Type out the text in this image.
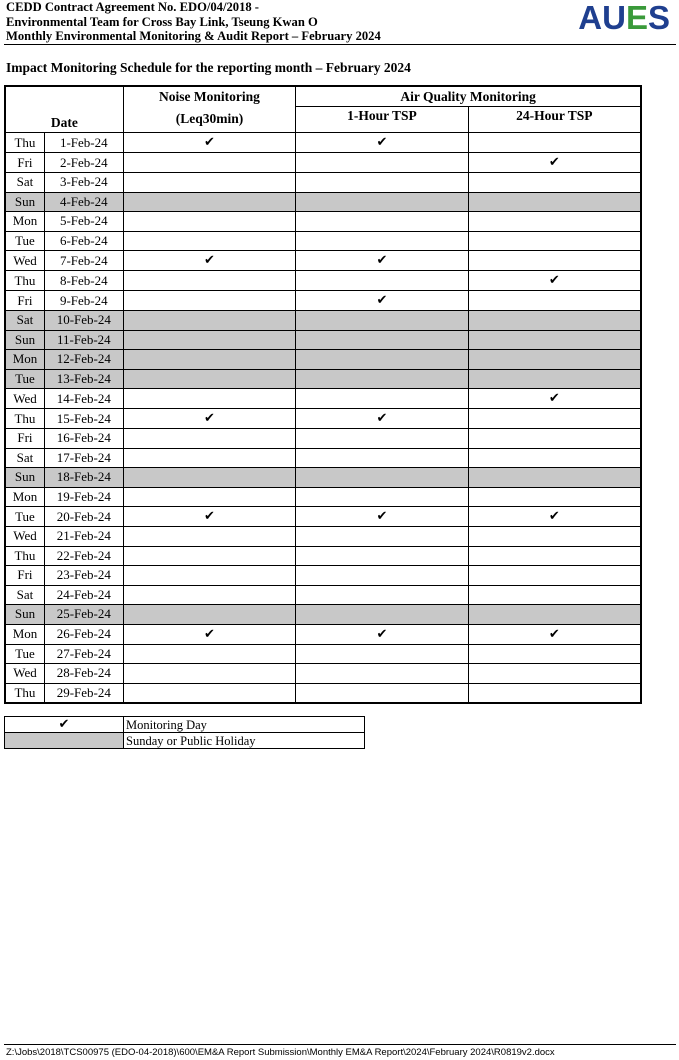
CEDD Contract Agreement No. EDO/04/2018 -
Environmental Team for Cross Bay Link, Tseung Kwan O
Monthly Environmental Monitoring & Audit Report – February 2024	AUES
Impact Monitoring Schedule for the reporting month – February 2024
Date		Noise Monitoring	Air Quality Monitoring	
		(Leq30min)	1-Hour TSP	24-Hour TSP
Thu	1-Feb-24	✔	✔	
Fri	2-Feb-24			✔
Sat	3-Feb-24			
Sun	4-Feb-24			
Mon	5-Feb-24			
Tue	6-Feb-24			
Wed	7-Feb-24	✔	✔	
Thu	8-Feb-24			✔
Fri	9-Feb-24		✔	
Sat	10-Feb-24			
Sun	11-Feb-24			
Mon	12-Feb-24			
Tue	13-Feb-24			
Wed	14-Feb-24			✔
Thu	15-Feb-24	✔	✔	
Fri	16-Feb-24			
Sat	17-Feb-24			
Sun	18-Feb-24			
Mon	19-Feb-24			
Tue	20-Feb-24	✔	✔	✔
Wed	21-Feb-24			
Thu	22-Feb-24			
Fri	23-Feb-24			
Sat	24-Feb-24			
Sun	25-Feb-24			
Mon	26-Feb-24	✔	✔	✔
Tue	27-Feb-24			
Wed	28-Feb-24			
Thu	29-Feb-24			
✔	Monitoring Day
	Sunday or Public Holiday
Z:\Jobs\2018\TCS00975 (EDO-04-2018)\600\EM&A Report Submission\Monthly EM&A Report\2024\February 2024\R0819v2.docx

________________________

Identify each line of the material where the word "Environmental" shows up, and copy it.

--- EXERCISE ANSWER ---
Environmental Team for Cross Bay Link, Tseung Kwan O
Monthly Environmental Monitoring & Audit Report – February 2024	AUES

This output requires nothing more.